Skip every picture and transcribe the remaining material exactly.

GIVEN INFORMATION:

((

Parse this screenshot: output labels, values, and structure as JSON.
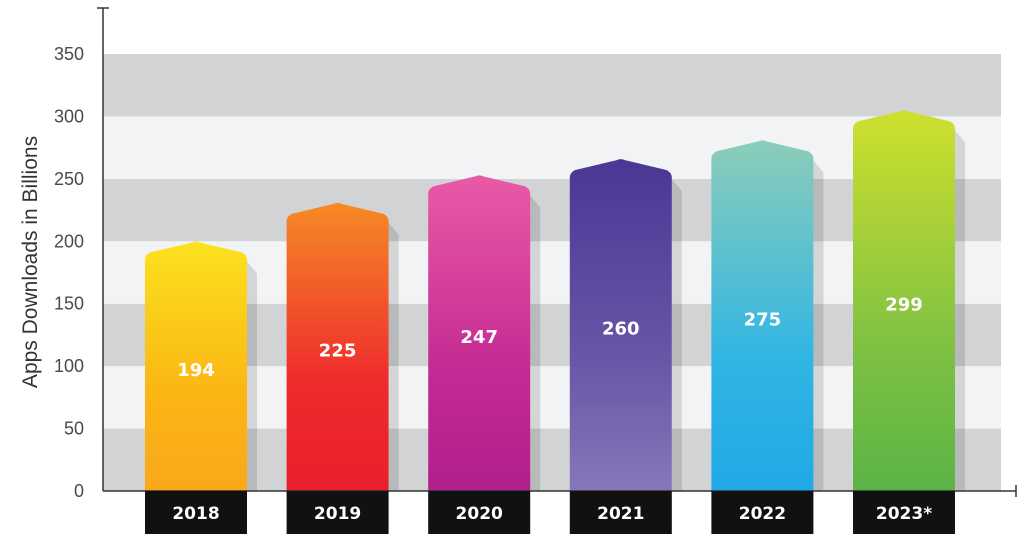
{
  "chart_data": {
    "type": "bar",
    "categories": [
      "2018",
      "2019",
      "2020",
      "2021",
      "2022",
      "2023*"
    ],
    "values": [
      194,
      225,
      247,
      260,
      275,
      299
    ],
    "title": "",
    "xlabel": "",
    "ylabel": "Apps Downloads in Billions",
    "ylim": [
      0,
      350
    ],
    "yticks": [
      0,
      50,
      100,
      150,
      200,
      250,
      300,
      350
    ],
    "grid": "alternating horizontal bands",
    "legend": "none"
  },
  "colors": {
    "band_dark": "#d2d3d5",
    "band_light": "#f2f3f4",
    "axis": "#333333",
    "label_box": "#111111",
    "bar_gradients": [
      [
        "#fbe21f",
        "#fbb514",
        "#f9a81a"
      ],
      [
        "#f68a26",
        "#ee2b2d",
        "#e91f2c"
      ],
      [
        "#e95aa7",
        "#c42a93",
        "#b01f8c"
      ],
      [
        "#4a3795",
        "#6a57a8",
        "#8677b9"
      ],
      [
        "#8ccdb9",
        "#31b5e3",
        "#1fa9e6"
      ],
      [
        "#cfe02e",
        "#7fc143",
        "#5bb445"
      ]
    ]
  }
}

))

OUTPUT BELOW:
Parse this screenshot: output labels, values, and structure as JSON.
{
  "chart_data": {
    "type": "bar",
    "categories": [
      "2018",
      "2019",
      "2020",
      "2021",
      "2022",
      "2023*"
    ],
    "values": [
      194,
      225,
      247,
      260,
      275,
      299
    ],
    "title": "",
    "xlabel": "",
    "ylabel": "Apps Downloads in Billions",
    "ylim": [
      0,
      350
    ],
    "yticks": [
      0,
      50,
      100,
      150,
      200,
      250,
      300,
      350
    ],
    "grid": "alternating horizontal bands",
    "legend": "none"
  },
  "colors": {
    "band_dark": "#d2d3d5",
    "band_light": "#f2f3f4",
    "axis": "#333333",
    "label_box": "#111111",
    "bar_gradients": [
      [
        "#fbe21f",
        "#fbb514",
        "#f9a81a"
      ],
      [
        "#f68a26",
        "#ee2b2d",
        "#e91f2c"
      ],
      [
        "#e95aa7",
        "#c42a93",
        "#b01f8c"
      ],
      [
        "#4a3795",
        "#6a57a8",
        "#8677b9"
      ],
      [
        "#8ccdb9",
        "#31b5e3",
        "#1fa9e6"
      ],
      [
        "#cfe02e",
        "#7fc143",
        "#5bb445"
      ]
    ]
  }
}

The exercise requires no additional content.